## START Given data
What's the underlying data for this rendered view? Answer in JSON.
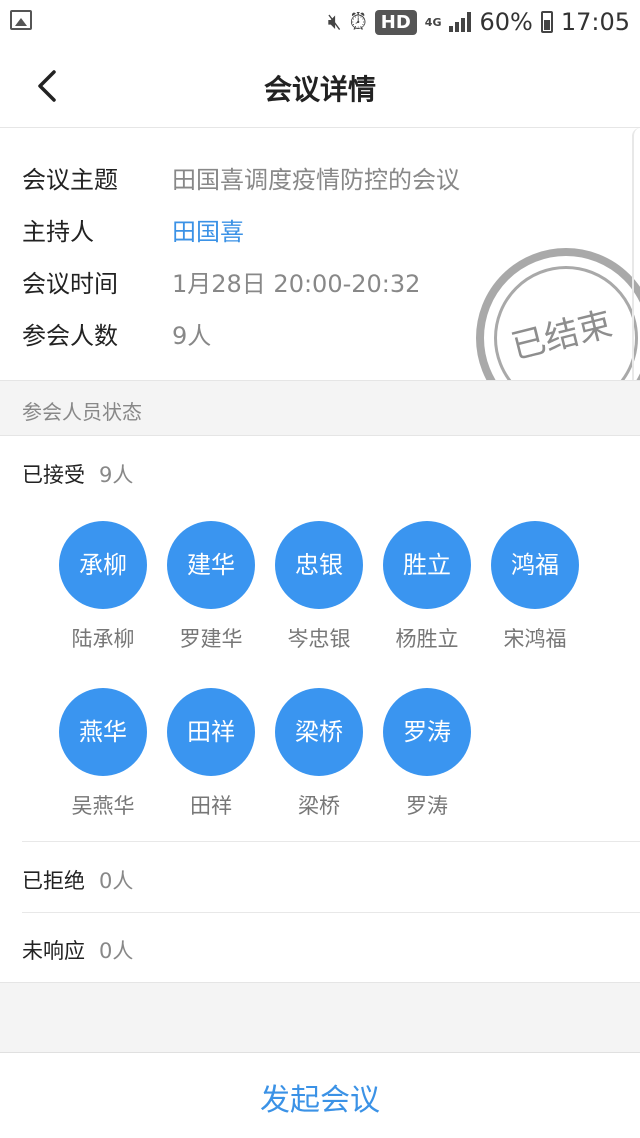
{
  "status_bar": {
    "network": "4G",
    "hd": "HD",
    "battery": "60%",
    "time": "17:05"
  },
  "nav": {
    "title": "会议详情"
  },
  "meeting": {
    "topic_label": "会议主题",
    "topic": "田国喜调度疫情防控的会议",
    "host_label": "主持人",
    "host": "田国喜",
    "time_label": "会议时间",
    "time": "1月28日 20:00-20:32",
    "count_label": "参会人数",
    "count": "9人",
    "stamp": "已结束"
  },
  "participants_section": {
    "title": "参会人员状态",
    "accepted_label": "已接受",
    "accepted_count": "9人",
    "accepted": [
      {
        "short": "承柳",
        "name": "陆承柳"
      },
      {
        "short": "建华",
        "name": "罗建华"
      },
      {
        "short": "忠银",
        "name": "岑忠银"
      },
      {
        "short": "胜立",
        "name": "杨胜立"
      },
      {
        "short": "鸿福",
        "name": "宋鸿福"
      },
      {
        "short": "燕华",
        "name": "吴燕华"
      },
      {
        "short": "田祥",
        "name": "田祥"
      },
      {
        "short": "梁桥",
        "name": "梁桥"
      },
      {
        "short": "罗涛",
        "name": "罗涛"
      }
    ],
    "rejected_label": "已拒绝",
    "rejected_count": "0人",
    "noresponse_label": "未响应",
    "noresponse_count": "0人"
  },
  "footer": {
    "button": "发起会议"
  },
  "colors": {
    "accent": "#3b92e6",
    "avatar": "#3a95f0",
    "stamp": "#a9a9a9"
  }
}
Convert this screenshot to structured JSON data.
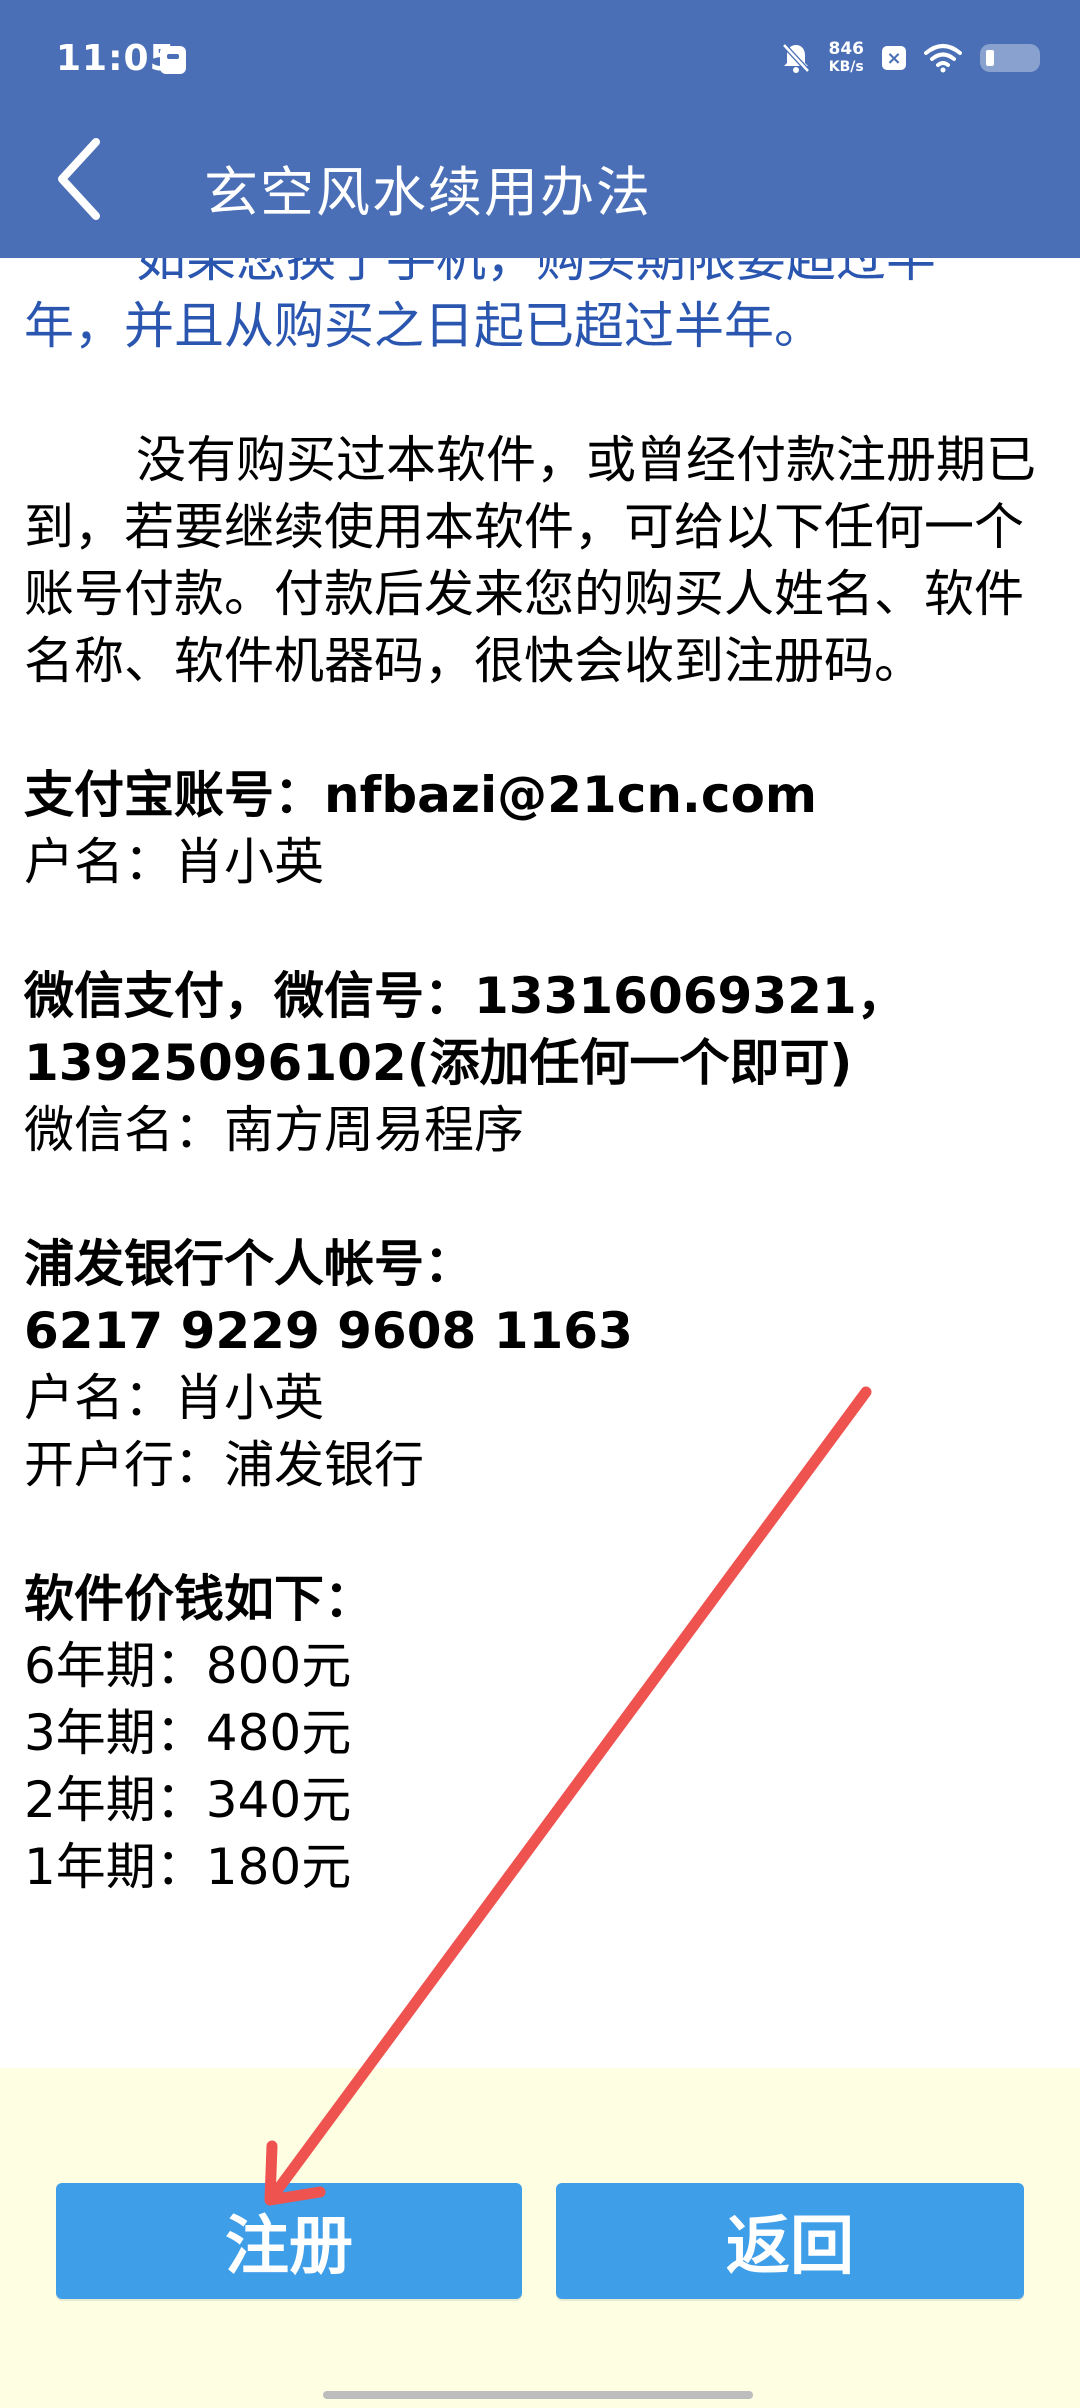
{
  "status_bar": {
    "time": "11:05",
    "net_speed_value": "846",
    "net_speed_unit": "KB/s"
  },
  "app_bar": {
    "title": "玄空风水续用办法"
  },
  "content": {
    "partial_line_1": "如果您换了手机，购买期限要超过半",
    "partial_line_2": "年，并且从购买之日起已超过半年。",
    "intro": "没有购买过本软件，或曾经付款注册期已到，若要继续使用本软件，可给以下任何一个账号付款。付款后发来您的购买人姓名、软件名称、软件机器码，很快会收到注册码。",
    "alipay_heading": "支付宝账号：nfbazi@21cn.com",
    "alipay_name": "户名：肖小英",
    "wechat_heading_1": "微信支付，微信号：13316069321，",
    "wechat_heading_2": "13925096102(添加任何一个即可)",
    "wechat_name": "微信名：南方周易程序",
    "bank_heading": "浦发银行个人帐号：",
    "bank_number": "6217 9229 9608 1163",
    "bank_holder": "户名：肖小英",
    "bank_branch": "开户行：浦发银行",
    "price_heading": "软件价钱如下：",
    "prices": [
      "6年期：800元",
      "3年期：480元",
      "2年期：340元",
      "1年期：180元"
    ]
  },
  "buttons": {
    "register_label": "注册",
    "back_label": "返回"
  },
  "colors": {
    "header": "#4b6fb6",
    "link_text": "#2a56b0",
    "button": "#3f9ee8",
    "bottom_bg": "#fefee2",
    "annotation": "#ef5350"
  },
  "icons": {
    "back": "chevron-left-icon",
    "mute": "bell-off-icon",
    "wifi": "wifi-icon",
    "battery": "battery-icon"
  }
}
## END Given data
Print all the records again exactly; do not include any picture.

What's the underlying data for this rendered view? Answer in JSON.
{
  "status_bar": {
    "network": "4G",
    "hd": "HD",
    "battery": "60%",
    "time": "17:05"
  },
  "nav": {
    "title": "会议详情"
  },
  "meeting": {
    "topic_label": "会议主题",
    "topic": "田国喜调度疫情防控的会议",
    "host_label": "主持人",
    "host": "田国喜",
    "time_label": "会议时间",
    "time": "1月28日 20:00-20:32",
    "count_label": "参会人数",
    "count": "9人",
    "stamp": "已结束"
  },
  "participants_section": {
    "title": "参会人员状态",
    "accepted_label": "已接受",
    "accepted_count": "9人",
    "accepted": [
      {
        "short": "承柳",
        "name": "陆承柳"
      },
      {
        "short": "建华",
        "name": "罗建华"
      },
      {
        "short": "忠银",
        "name": "岑忠银"
      },
      {
        "short": "胜立",
        "name": "杨胜立"
      },
      {
        "short": "鸿福",
        "name": "宋鸿福"
      },
      {
        "short": "燕华",
        "name": "吴燕华"
      },
      {
        "short": "田祥",
        "name": "田祥"
      },
      {
        "short": "梁桥",
        "name": "梁桥"
      },
      {
        "short": "罗涛",
        "name": "罗涛"
      }
    ],
    "rejected_label": "已拒绝",
    "rejected_count": "0人",
    "noresponse_label": "未响应",
    "noresponse_count": "0人"
  },
  "footer": {
    "button": "发起会议"
  },
  "colors": {
    "accent": "#3b92e6",
    "avatar": "#3a95f0",
    "stamp": "#a9a9a9"
  }
}
Convert this screenshot to structured JSON data.
{
  "status_bar": {
    "time": "11:05",
    "net_speed_value": "846",
    "net_speed_unit": "KB/s"
  },
  "app_bar": {
    "title": "玄空风水续用办法"
  },
  "content": {
    "partial_line_1": "如果您换了手机，购买期限要超过半",
    "partial_line_2": "年，并且从购买之日起已超过半年。",
    "intro": "没有购买过本软件，或曾经付款注册期已到，若要继续使用本软件，可给以下任何一个账号付款。付款后发来您的购买人姓名、软件名称、软件机器码，很快会收到注册码。",
    "alipay_heading": "支付宝账号：nfbazi@21cn.com",
    "alipay_name": "户名：肖小英",
    "wechat_heading_1": "微信支付，微信号：13316069321，",
    "wechat_heading_2": "13925096102(添加任何一个即可)",
    "wechat_name": "微信名：南方周易程序",
    "bank_heading": "浦发银行个人帐号：",
    "bank_number": "6217 9229 9608 1163",
    "bank_holder": "户名：肖小英",
    "bank_branch": "开户行：浦发银行",
    "price_heading": "软件价钱如下：",
    "prices": [
      "6年期：800元",
      "3年期：480元",
      "2年期：340元",
      "1年期：180元"
    ]
  },
  "buttons": {
    "register_label": "注册",
    "back_label": "返回"
  },
  "colors": {
    "header": "#4b6fb6",
    "link_text": "#2a56b0",
    "button": "#3f9ee8",
    "bottom_bg": "#fefee2",
    "annotation": "#ef5350"
  },
  "icons": {
    "back": "chevron-left-icon",
    "mute": "bell-off-icon",
    "wifi": "wifi-icon",
    "battery": "battery-icon"
  }
}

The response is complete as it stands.